GOAL: Omit all images. Write out the rest of the material exactly.

-- Begin --

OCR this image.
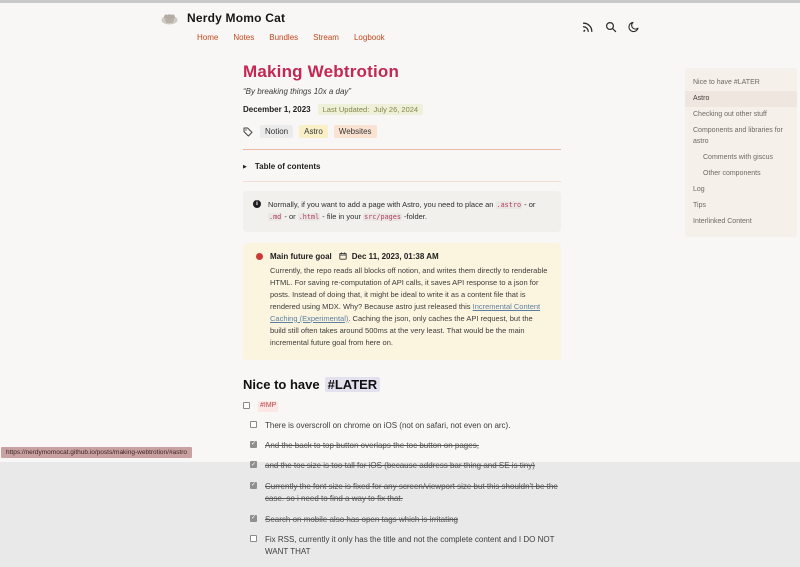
Nerdy Momo Cat
Home Notes Bundles Stream Logbook
Making Webtrotion

“By breaking things 10x a day”

December 1, 2023	Last Updated:  July 26, 2024
Notion	Astro	Websites
▶ Table of contents
i	Normally, if you want to add a page with Astro, you need to place an .astro - or .md - or .html - file in your src/pages -folder.

Main future goal	Dec 11, 2023, 01:38 AM

Currently, the repo reads all blocks off notion, and writes them directly to renderable HTML. For saving re-computation of API calls, it saves API response to a json for posts. Instead of doing that, it might be ideal to write it as a content file that is rendered using MDX. Why? Because astro just released this Incremental Content Caching (Experimental). Caching the json, only caches the API request, but the build still often takes around 500ms at the very least. That would be the main incremental future goal from here on.

Nice to have #LATER
#IMP
There is overscroll on chrome on iOS (not on safari, not even on arc).
✓
And the back to top button overlaps the toc button on pages,
✓
and the toc size is too tall for iOS (because address bar thing and SE is tiny)
✓
Currently the font size is fixed for any screen/viewport size but this shouldn't be the case. so i need to find a way to fix that.
✓
Search on mobile also has open tags which is irritating
Fix RSS, currently it only has the title and not the complete content and I DO NOT WANT THAT
Nice to have #LATER
Astro
Checking out other stuff
Components and libraries for astro
Comments with giscus
Other components
Log
Tips
Interlinked Content
https://nerdymomocat.github.io/posts/making-webtrotion/#astro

-- End --

WORKED ANSWER:
OCR this image.
Nerdy Momo Cat
Home Notes Bundles Stream Logbook
Making Webtrotion

“By breaking things 10x a day”

December 1, 2023	Last Updated:  July 26, 2024
Notion	Astro	Websites
▶ Table of contents
i	Normally, if you want to add a page with Astro, you need to place an .astro - or .md - or .html - file in your src/pages -folder.

Main future goal	Dec 11, 2023, 01:38 AM

Currently, the repo reads all blocks off notion, and writes them directly to renderable HTML. For saving re-computation of API calls, it saves API response to a json for posts. Instead of doing that, it might be ideal to write it as a content file that is rendered using MDX. Why? Because astro just released this Incremental Content Caching (Experimental). Caching the json, only caches the API request, but the build still often takes around 500ms at the very least. That would be the main incremental future goal from here on.

Nice to have #LATER
#IMP
There is overscroll on chrome on iOS (not on safari, not even on arc).
✓
And the back to top button overlaps the toc button on pages,
✓
and the toc size is too tall for iOS (because address bar thing and SE is tiny)
✓
Currently the font size is fixed for any screen/viewport size but this shouldn't be the case. so i need to find a way to fix that.
✓
Search on mobile also has open tags which is irritating
Fix RSS, currently it only has the title and not the complete content and I DO NOT WANT THAT
Nice to have #LATER
Astro
Checking out other stuff
Components and libraries for astro
Comments with giscus
Other components
Log
Tips
Interlinked Content
https://nerdymomocat.github.io/posts/making-webtrotion/#astro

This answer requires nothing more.